* BRIEF
Could you write out the records below exactly as they appear?

* INFORMATION SUPPLIED
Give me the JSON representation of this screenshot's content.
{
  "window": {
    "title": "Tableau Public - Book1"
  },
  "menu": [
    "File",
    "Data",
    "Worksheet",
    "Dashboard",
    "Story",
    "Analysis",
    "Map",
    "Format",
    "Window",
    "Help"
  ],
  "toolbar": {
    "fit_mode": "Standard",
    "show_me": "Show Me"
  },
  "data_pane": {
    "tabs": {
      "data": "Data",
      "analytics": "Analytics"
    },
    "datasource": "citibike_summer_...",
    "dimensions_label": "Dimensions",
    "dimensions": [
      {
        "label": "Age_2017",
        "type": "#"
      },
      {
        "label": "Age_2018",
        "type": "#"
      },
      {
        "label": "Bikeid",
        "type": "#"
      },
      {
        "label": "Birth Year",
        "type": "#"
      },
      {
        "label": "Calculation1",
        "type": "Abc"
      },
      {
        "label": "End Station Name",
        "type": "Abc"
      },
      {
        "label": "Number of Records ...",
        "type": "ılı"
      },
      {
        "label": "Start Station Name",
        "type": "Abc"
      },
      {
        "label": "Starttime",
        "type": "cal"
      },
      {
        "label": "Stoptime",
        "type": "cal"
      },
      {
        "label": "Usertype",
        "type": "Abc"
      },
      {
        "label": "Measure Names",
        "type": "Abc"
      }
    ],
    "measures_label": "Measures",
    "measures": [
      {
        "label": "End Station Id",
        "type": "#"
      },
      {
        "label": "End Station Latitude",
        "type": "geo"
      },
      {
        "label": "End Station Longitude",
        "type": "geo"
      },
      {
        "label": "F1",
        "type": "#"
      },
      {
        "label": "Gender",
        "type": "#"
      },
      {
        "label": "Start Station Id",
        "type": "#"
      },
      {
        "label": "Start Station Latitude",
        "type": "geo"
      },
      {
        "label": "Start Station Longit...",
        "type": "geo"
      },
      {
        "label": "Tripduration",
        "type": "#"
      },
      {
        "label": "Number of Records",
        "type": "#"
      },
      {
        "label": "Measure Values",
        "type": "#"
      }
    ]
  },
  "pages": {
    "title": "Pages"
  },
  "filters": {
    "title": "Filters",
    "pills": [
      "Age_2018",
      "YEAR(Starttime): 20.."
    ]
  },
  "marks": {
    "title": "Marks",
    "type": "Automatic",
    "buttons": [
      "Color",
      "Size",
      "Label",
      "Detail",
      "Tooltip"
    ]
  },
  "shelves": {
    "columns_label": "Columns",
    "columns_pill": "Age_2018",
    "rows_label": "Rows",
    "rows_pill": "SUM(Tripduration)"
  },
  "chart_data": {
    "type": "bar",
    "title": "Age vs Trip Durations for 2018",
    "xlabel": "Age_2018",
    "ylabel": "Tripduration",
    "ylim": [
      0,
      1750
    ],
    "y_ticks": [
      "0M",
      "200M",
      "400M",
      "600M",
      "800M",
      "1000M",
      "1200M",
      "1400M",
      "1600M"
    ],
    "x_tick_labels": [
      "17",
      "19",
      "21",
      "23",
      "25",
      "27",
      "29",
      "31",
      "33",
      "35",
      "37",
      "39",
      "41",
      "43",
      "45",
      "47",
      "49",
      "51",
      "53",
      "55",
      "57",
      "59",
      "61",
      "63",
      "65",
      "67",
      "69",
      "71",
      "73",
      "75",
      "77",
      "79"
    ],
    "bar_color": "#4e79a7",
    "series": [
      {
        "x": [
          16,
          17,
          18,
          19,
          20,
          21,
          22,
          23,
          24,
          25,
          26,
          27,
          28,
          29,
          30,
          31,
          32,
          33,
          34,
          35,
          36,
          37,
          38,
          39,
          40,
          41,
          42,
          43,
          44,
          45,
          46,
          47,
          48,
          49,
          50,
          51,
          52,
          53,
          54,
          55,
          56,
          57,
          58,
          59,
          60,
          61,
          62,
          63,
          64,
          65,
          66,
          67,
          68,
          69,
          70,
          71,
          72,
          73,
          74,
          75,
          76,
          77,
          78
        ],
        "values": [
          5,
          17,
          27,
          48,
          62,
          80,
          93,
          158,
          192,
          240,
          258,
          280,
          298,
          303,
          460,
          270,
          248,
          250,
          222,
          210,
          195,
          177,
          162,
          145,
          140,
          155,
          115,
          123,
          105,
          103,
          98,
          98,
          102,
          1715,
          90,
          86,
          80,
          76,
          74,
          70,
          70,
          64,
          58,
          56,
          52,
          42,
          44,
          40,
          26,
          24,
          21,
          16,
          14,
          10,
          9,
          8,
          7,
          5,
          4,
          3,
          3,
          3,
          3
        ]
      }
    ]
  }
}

* ANSWER FOR THE TASK
Give me the JSON representation of this screenshot's content.
{
  "window": {
    "title": "Tableau Public - Book1"
  },
  "menu": [
    "File",
    "Data",
    "Worksheet",
    "Dashboard",
    "Story",
    "Analysis",
    "Map",
    "Format",
    "Window",
    "Help"
  ],
  "toolbar": {
    "fit_mode": "Standard",
    "show_me": "Show Me"
  },
  "data_pane": {
    "tabs": {
      "data": "Data",
      "analytics": "Analytics"
    },
    "datasource": "citibike_summer_...",
    "dimensions_label": "Dimensions",
    "dimensions": [
      {
        "label": "Age_2017",
        "type": "#"
      },
      {
        "label": "Age_2018",
        "type": "#"
      },
      {
        "label": "Bikeid",
        "type": "#"
      },
      {
        "label": "Birth Year",
        "type": "#"
      },
      {
        "label": "Calculation1",
        "type": "Abc"
      },
      {
        "label": "End Station Name",
        "type": "Abc"
      },
      {
        "label": "Number of Records ...",
        "type": "ılı"
      },
      {
        "label": "Start Station Name",
        "type": "Abc"
      },
      {
        "label": "Starttime",
        "type": "cal"
      },
      {
        "label": "Stoptime",
        "type": "cal"
      },
      {
        "label": "Usertype",
        "type": "Abc"
      },
      {
        "label": "Measure Names",
        "type": "Abc"
      }
    ],
    "measures_label": "Measures",
    "measures": [
      {
        "label": "End Station Id",
        "type": "#"
      },
      {
        "label": "End Station Latitude",
        "type": "geo"
      },
      {
        "label": "End Station Longitude",
        "type": "geo"
      },
      {
        "label": "F1",
        "type": "#"
      },
      {
        "label": "Gender",
        "type": "#"
      },
      {
        "label": "Start Station Id",
        "type": "#"
      },
      {
        "label": "Start Station Latitude",
        "type": "geo"
      },
      {
        "label": "Start Station Longit...",
        "type": "geo"
      },
      {
        "label": "Tripduration",
        "type": "#"
      },
      {
        "label": "Number of Records",
        "type": "#"
      },
      {
        "label": "Measure Values",
        "type": "#"
      }
    ]
  },
  "pages": {
    "title": "Pages"
  },
  "filters": {
    "title": "Filters",
    "pills": [
      "Age_2018",
      "YEAR(Starttime): 20.."
    ]
  },
  "marks": {
    "title": "Marks",
    "type": "Automatic",
    "buttons": [
      "Color",
      "Size",
      "Label",
      "Detail",
      "Tooltip"
    ]
  },
  "shelves": {
    "columns_label": "Columns",
    "columns_pill": "Age_2018",
    "rows_label": "Rows",
    "rows_pill": "SUM(Tripduration)"
  },
  "chart_data": {
    "type": "bar",
    "title": "Age vs Trip Durations for 2018",
    "xlabel": "Age_2018",
    "ylabel": "Tripduration",
    "ylim": [
      0,
      1750
    ],
    "y_ticks": [
      "0M",
      "200M",
      "400M",
      "600M",
      "800M",
      "1000M",
      "1200M",
      "1400M",
      "1600M"
    ],
    "x_tick_labels": [
      "17",
      "19",
      "21",
      "23",
      "25",
      "27",
      "29",
      "31",
      "33",
      "35",
      "37",
      "39",
      "41",
      "43",
      "45",
      "47",
      "49",
      "51",
      "53",
      "55",
      "57",
      "59",
      "61",
      "63",
      "65",
      "67",
      "69",
      "71",
      "73",
      "75",
      "77",
      "79"
    ],
    "bar_color": "#4e79a7",
    "series": [
      {
        "x": [
          16,
          17,
          18,
          19,
          20,
          21,
          22,
          23,
          24,
          25,
          26,
          27,
          28,
          29,
          30,
          31,
          32,
          33,
          34,
          35,
          36,
          37,
          38,
          39,
          40,
          41,
          42,
          43,
          44,
          45,
          46,
          47,
          48,
          49,
          50,
          51,
          52,
          53,
          54,
          55,
          56,
          57,
          58,
          59,
          60,
          61,
          62,
          63,
          64,
          65,
          66,
          67,
          68,
          69,
          70,
          71,
          72,
          73,
          74,
          75,
          76,
          77,
          78
        ],
        "values": [
          5,
          17,
          27,
          48,
          62,
          80,
          93,
          158,
          192,
          240,
          258,
          280,
          298,
          303,
          460,
          270,
          248,
          250,
          222,
          210,
          195,
          177,
          162,
          145,
          140,
          155,
          115,
          123,
          105,
          103,
          98,
          98,
          102,
          1715,
          90,
          86,
          80,
          76,
          74,
          70,
          70,
          64,
          58,
          56,
          52,
          42,
          44,
          40,
          26,
          24,
          21,
          16,
          14,
          10,
          9,
          8,
          7,
          5,
          4,
          3,
          3,
          3,
          3
        ]
      }
    ]
  }
}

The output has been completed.